Retype all of the data. Every line must match exactly.

** Start of ENTRIES SHOWN **

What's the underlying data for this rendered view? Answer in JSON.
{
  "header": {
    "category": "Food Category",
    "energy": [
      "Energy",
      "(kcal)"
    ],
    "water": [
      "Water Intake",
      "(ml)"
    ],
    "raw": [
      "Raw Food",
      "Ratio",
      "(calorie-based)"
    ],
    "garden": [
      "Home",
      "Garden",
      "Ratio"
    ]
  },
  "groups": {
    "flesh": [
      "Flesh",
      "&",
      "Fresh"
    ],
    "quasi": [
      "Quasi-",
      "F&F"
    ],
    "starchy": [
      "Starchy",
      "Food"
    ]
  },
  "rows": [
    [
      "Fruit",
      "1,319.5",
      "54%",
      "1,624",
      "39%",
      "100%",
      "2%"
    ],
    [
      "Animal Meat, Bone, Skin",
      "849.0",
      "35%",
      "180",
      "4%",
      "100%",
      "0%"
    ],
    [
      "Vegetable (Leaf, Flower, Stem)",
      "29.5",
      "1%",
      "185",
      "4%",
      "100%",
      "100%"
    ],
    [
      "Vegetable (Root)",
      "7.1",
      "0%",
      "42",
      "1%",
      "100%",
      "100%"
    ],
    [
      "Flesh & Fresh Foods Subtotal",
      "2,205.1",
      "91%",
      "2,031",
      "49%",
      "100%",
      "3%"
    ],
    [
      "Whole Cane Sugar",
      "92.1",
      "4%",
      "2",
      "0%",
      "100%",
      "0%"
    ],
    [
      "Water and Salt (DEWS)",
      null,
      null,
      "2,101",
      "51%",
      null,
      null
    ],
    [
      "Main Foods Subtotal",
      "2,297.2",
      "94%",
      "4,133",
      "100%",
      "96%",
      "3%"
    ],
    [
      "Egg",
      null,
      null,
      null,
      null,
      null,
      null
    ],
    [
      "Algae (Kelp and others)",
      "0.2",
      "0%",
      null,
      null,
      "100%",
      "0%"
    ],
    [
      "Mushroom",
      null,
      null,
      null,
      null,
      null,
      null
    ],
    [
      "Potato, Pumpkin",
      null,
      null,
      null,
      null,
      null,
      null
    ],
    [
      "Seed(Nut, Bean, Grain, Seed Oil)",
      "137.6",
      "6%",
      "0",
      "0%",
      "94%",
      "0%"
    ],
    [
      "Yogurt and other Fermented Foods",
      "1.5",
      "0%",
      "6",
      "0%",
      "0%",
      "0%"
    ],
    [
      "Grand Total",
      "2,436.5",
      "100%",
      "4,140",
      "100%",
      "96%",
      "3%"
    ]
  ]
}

** End of ENTRIES SHOWN **

*ANSWER TO THIS PROBLEM*:
What's the underlying data for this rendered view? Answer in JSON.
{
  "header": {
    "category": "Food Category",
    "energy": [
      "Energy",
      "(kcal)"
    ],
    "water": [
      "Water Intake",
      "(ml)"
    ],
    "raw": [
      "Raw Food",
      "Ratio",
      "(calorie-based)"
    ],
    "garden": [
      "Home",
      "Garden",
      "Ratio"
    ]
  },
  "groups": {
    "flesh": [
      "Flesh",
      "&",
      "Fresh"
    ],
    "quasi": [
      "Quasi-",
      "F&F"
    ],
    "starchy": [
      "Starchy",
      "Food"
    ]
  },
  "rows": [
    [
      "Fruit",
      "1,319.5",
      "54%",
      "1,624",
      "39%",
      "100%",
      "2%"
    ],
    [
      "Animal Meat, Bone, Skin",
      "849.0",
      "35%",
      "180",
      "4%",
      "100%",
      "0%"
    ],
    [
      "Vegetable (Leaf, Flower, Stem)",
      "29.5",
      "1%",
      "185",
      "4%",
      "100%",
      "100%"
    ],
    [
      "Vegetable (Root)",
      "7.1",
      "0%",
      "42",
      "1%",
      "100%",
      "100%"
    ],
    [
      "Flesh & Fresh Foods Subtotal",
      "2,205.1",
      "91%",
      "2,031",
      "49%",
      "100%",
      "3%"
    ],
    [
      "Whole Cane Sugar",
      "92.1",
      "4%",
      "2",
      "0%",
      "100%",
      "0%"
    ],
    [
      "Water and Salt (DEWS)",
      null,
      null,
      "2,101",
      "51%",
      null,
      null
    ],
    [
      "Main Foods Subtotal",
      "2,297.2",
      "94%",
      "4,133",
      "100%",
      "96%",
      "3%"
    ],
    [
      "Egg",
      null,
      null,
      null,
      null,
      null,
      null
    ],
    [
      "Algae (Kelp and others)",
      "0.2",
      "0%",
      null,
      null,
      "100%",
      "0%"
    ],
    [
      "Mushroom",
      null,
      null,
      null,
      null,
      null,
      null
    ],
    [
      "Potato, Pumpkin",
      null,
      null,
      null,
      null,
      null,
      null
    ],
    [
      "Seed(Nut, Bean, Grain, Seed Oil)",
      "137.6",
      "6%",
      "0",
      "0%",
      "94%",
      "0%"
    ],
    [
      "Yogurt and other Fermented Foods",
      "1.5",
      "0%",
      "6",
      "0%",
      "0%",
      "0%"
    ],
    [
      "Grand Total",
      "2,436.5",
      "100%",
      "4,140",
      "100%",
      "96%",
      "3%"
    ]
  ]
}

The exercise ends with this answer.